(DIRECTIONS FOR THIS TASK):
Set down, in full, every record in the block.

━━━ GIVEN INFORMATION

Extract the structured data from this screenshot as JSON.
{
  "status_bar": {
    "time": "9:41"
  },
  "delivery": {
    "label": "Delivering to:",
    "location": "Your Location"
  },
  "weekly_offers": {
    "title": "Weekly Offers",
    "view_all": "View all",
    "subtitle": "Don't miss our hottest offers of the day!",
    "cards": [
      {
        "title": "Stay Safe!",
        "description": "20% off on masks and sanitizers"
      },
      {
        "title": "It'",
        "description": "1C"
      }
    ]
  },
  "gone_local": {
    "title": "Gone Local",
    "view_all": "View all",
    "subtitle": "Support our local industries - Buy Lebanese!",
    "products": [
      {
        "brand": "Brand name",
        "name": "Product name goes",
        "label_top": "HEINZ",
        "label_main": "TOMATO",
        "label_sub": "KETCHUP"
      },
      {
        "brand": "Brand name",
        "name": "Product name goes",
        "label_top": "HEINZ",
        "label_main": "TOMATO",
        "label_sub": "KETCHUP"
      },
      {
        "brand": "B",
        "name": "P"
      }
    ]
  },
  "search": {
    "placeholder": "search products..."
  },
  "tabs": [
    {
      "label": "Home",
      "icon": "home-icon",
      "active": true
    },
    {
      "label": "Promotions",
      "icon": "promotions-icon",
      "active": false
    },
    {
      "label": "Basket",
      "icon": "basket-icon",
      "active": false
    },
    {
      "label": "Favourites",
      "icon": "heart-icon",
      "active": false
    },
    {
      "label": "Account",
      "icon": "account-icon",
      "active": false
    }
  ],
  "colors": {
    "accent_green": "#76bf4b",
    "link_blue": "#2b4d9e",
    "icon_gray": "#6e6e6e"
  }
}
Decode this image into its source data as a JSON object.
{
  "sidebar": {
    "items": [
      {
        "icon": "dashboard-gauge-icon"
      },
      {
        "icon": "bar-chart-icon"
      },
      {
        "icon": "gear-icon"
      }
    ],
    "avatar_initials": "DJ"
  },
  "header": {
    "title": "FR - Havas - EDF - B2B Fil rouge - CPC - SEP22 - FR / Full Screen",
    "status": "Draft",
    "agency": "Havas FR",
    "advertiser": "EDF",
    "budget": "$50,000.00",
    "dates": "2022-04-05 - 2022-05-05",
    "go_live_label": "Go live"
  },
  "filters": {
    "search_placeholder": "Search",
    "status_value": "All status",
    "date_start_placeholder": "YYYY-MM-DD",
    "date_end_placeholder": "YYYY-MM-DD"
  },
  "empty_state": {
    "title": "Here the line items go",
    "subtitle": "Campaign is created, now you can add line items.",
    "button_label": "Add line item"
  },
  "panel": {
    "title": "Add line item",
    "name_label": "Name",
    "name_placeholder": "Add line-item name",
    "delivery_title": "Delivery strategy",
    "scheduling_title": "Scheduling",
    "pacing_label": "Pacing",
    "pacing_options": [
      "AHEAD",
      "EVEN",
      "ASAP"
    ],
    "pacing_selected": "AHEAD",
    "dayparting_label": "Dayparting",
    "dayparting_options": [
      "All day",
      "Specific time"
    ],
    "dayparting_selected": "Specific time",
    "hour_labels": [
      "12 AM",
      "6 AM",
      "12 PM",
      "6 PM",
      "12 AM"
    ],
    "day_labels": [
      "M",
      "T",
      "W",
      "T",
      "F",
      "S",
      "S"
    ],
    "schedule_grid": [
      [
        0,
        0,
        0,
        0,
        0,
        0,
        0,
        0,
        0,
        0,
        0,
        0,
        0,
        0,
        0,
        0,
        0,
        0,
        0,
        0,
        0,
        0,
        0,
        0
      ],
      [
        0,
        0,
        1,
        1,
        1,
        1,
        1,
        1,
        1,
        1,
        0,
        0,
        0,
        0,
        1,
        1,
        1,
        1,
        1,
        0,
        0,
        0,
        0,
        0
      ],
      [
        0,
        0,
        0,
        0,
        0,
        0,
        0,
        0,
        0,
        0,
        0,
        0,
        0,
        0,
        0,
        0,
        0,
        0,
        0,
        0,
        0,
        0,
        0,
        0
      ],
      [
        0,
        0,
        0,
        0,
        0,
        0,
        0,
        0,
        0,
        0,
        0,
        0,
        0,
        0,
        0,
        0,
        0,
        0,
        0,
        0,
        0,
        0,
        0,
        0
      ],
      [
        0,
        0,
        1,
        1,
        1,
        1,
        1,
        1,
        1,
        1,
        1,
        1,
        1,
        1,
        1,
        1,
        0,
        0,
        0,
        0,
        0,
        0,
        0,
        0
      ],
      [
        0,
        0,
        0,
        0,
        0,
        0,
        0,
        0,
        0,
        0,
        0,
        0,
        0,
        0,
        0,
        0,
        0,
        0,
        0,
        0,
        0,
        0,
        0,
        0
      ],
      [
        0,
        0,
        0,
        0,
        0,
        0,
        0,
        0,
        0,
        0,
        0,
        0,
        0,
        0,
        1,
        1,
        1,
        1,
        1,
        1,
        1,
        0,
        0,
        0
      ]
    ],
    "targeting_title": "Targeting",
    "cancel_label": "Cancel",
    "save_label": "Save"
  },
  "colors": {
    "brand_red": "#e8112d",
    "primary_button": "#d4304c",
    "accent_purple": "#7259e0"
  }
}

━━━━━━

(CORRECT OUTPUT):
Extract the structured data from this screenshot as JSON.
{
  "status_bar": {
    "time": "9:41"
  },
  "delivery": {
    "label": "Delivering to:",
    "location": "Your Location"
  },
  "weekly_offers": {
    "title": "Weekly Offers",
    "view_all": "View all",
    "subtitle": "Don't miss our hottest offers of the day!",
    "cards": [
      {
        "title": "Stay Safe!",
        "description": "20% off on masks and sanitizers"
      },
      {
        "title": "It'",
        "description": "1C"
      }
    ]
  },
  "gone_local": {
    "title": "Gone Local",
    "view_all": "View all",
    "subtitle": "Support our local industries - Buy Lebanese!",
    "products": [
      {
        "brand": "Brand name",
        "name": "Product name goes",
        "label_top": "HEINZ",
        "label_main": "TOMATO",
        "label_sub": "KETCHUP"
      },
      {
        "brand": "Brand name",
        "name": "Product name goes",
        "label_top": "HEINZ",
        "label_main": "TOMATO",
        "label_sub": "KETCHUP"
      },
      {
        "brand": "B",
        "name": "P"
      }
    ]
  },
  "search": {
    "placeholder": "search products..."
  },
  "tabs": [
    {
      "label": "Home",
      "icon": "home-icon",
      "active": true
    },
    {
      "label": "Promotions",
      "icon": "promotions-icon",
      "active": false
    },
    {
      "label": "Basket",
      "icon": "basket-icon",
      "active": false
    },
    {
      "label": "Favourites",
      "icon": "heart-icon",
      "active": false
    },
    {
      "label": "Account",
      "icon": "account-icon",
      "active": false
    }
  ],
  "colors": {
    "accent_green": "#76bf4b",
    "link_blue": "#2b4d9e",
    "icon_gray": "#6e6e6e"
  }
}
Decode this image into its source data as a JSON object.
{
  "sidebar": {
    "items": [
      {
        "icon": "dashboard-gauge-icon"
      },
      {
        "icon": "bar-chart-icon"
      },
      {
        "icon": "gear-icon"
      }
    ],
    "avatar_initials": "DJ"
  },
  "header": {
    "title": "FR - Havas - EDF - B2B Fil rouge - CPC - SEP22 - FR / Full Screen",
    "status": "Draft",
    "agency": "Havas FR",
    "advertiser": "EDF",
    "budget": "$50,000.00",
    "dates": "2022-04-05 - 2022-05-05",
    "go_live_label": "Go live"
  },
  "filters": {
    "search_placeholder": "Search",
    "status_value": "All status",
    "date_start_placeholder": "YYYY-MM-DD",
    "date_end_placeholder": "YYYY-MM-DD"
  },
  "empty_state": {
    "title": "Here the line items go",
    "subtitle": "Campaign is created, now you can add line items.",
    "button_label": "Add line item"
  },
  "panel": {
    "title": "Add line item",
    "name_label": "Name",
    "name_placeholder": "Add line-item name",
    "delivery_title": "Delivery strategy",
    "scheduling_title": "Scheduling",
    "pacing_label": "Pacing",
    "pacing_options": [
      "AHEAD",
      "EVEN",
      "ASAP"
    ],
    "pacing_selected": "AHEAD",
    "dayparting_label": "Dayparting",
    "dayparting_options": [
      "All day",
      "Specific time"
    ],
    "dayparting_selected": "Specific time",
    "hour_labels": [
      "12 AM",
      "6 AM",
      "12 PM",
      "6 PM",
      "12 AM"
    ],
    "day_labels": [
      "M",
      "T",
      "W",
      "T",
      "F",
      "S",
      "S"
    ],
    "schedule_grid": [
      [
        0,
        0,
        0,
        0,
        0,
        0,
        0,
        0,
        0,
        0,
        0,
        0,
        0,
        0,
        0,
        0,
        0,
        0,
        0,
        0,
        0,
        0,
        0,
        0
      ],
      [
        0,
        0,
        1,
        1,
        1,
        1,
        1,
        1,
        1,
        1,
        0,
        0,
        0,
        0,
        1,
        1,
        1,
        1,
        1,
        0,
        0,
        0,
        0,
        0
      ],
      [
        0,
        0,
        0,
        0,
        0,
        0,
        0,
        0,
        0,
        0,
        0,
        0,
        0,
        0,
        0,
        0,
        0,
        0,
        0,
        0,
        0,
        0,
        0,
        0
      ],
      [
        0,
        0,
        0,
        0,
        0,
        0,
        0,
        0,
        0,
        0,
        0,
        0,
        0,
        0,
        0,
        0,
        0,
        0,
        0,
        0,
        0,
        0,
        0,
        0
      ],
      [
        0,
        0,
        1,
        1,
        1,
        1,
        1,
        1,
        1,
        1,
        1,
        1,
        1,
        1,
        1,
        1,
        0,
        0,
        0,
        0,
        0,
        0,
        0,
        0
      ],
      [
        0,
        0,
        0,
        0,
        0,
        0,
        0,
        0,
        0,
        0,
        0,
        0,
        0,
        0,
        0,
        0,
        0,
        0,
        0,
        0,
        0,
        0,
        0,
        0
      ],
      [
        0,
        0,
        0,
        0,
        0,
        0,
        0,
        0,
        0,
        0,
        0,
        0,
        0,
        0,
        1,
        1,
        1,
        1,
        1,
        1,
        1,
        0,
        0,
        0
      ]
    ],
    "targeting_title": "Targeting",
    "cancel_label": "Cancel",
    "save_label": "Save"
  },
  "colors": {
    "brand_red": "#e8112d",
    "primary_button": "#d4304c",
    "accent_purple": "#7259e0"
  }
}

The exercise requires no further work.